##### Data supplied #####

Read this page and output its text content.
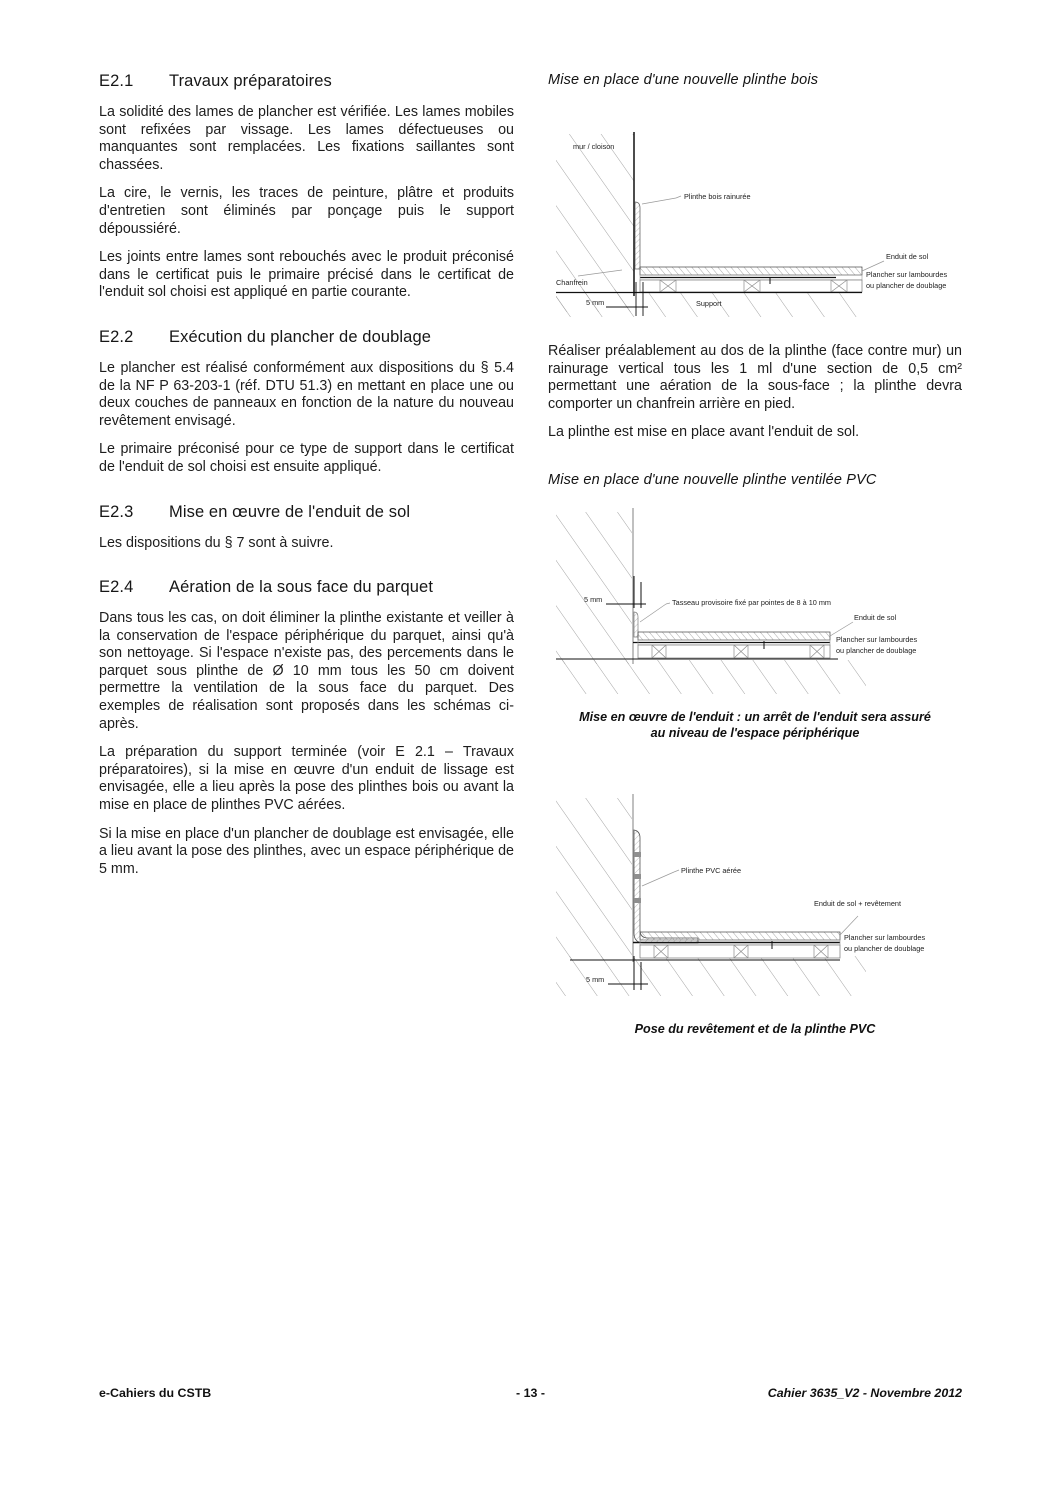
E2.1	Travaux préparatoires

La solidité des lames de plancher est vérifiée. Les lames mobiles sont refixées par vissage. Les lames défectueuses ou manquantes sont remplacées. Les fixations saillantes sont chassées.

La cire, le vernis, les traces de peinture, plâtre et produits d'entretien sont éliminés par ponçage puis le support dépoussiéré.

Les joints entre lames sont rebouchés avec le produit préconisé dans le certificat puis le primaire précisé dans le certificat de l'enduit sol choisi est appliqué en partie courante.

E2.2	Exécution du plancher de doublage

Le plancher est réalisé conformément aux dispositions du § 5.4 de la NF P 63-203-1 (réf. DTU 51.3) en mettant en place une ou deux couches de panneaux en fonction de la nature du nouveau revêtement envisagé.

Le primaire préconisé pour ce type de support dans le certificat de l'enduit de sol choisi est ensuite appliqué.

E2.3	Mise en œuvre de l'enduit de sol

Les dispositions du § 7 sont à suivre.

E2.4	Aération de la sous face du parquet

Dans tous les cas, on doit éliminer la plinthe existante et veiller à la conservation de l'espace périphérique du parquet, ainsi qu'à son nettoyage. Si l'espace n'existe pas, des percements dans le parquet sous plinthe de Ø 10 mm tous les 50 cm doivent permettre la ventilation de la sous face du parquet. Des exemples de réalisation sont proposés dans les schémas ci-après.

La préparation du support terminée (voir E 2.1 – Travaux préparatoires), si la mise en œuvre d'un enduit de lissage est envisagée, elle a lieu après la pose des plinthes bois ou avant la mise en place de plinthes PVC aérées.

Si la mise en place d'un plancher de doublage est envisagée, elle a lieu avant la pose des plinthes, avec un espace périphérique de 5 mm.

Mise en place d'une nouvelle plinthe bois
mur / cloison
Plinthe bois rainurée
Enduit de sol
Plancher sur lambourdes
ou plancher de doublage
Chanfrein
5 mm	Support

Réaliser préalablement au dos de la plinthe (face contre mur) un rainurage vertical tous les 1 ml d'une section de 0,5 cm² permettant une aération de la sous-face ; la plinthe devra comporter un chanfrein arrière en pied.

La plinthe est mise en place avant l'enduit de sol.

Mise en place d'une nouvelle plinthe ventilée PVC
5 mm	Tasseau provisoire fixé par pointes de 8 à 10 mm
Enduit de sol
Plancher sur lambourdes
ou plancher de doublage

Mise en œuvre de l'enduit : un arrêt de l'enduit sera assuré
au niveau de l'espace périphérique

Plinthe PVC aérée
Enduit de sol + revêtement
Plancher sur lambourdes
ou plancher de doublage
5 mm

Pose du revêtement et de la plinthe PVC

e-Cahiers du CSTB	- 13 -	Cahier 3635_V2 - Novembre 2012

#####

Go through the records and show every line with the string "lames" in it.

• [Answer to the task]:
La solidité des lames de plancher est vérifiée. Les lames mobiles sont refixées par vissage. Les lames défectueuses ou manquantes sont remplacées. Les fixations saillantes sont chassées.
Les joints entre lames sont rebouchés avec le produit préconisé dans le certificat puis le primaire précisé dans le certificat de l'enduit sol choisi est appliqué en partie courante.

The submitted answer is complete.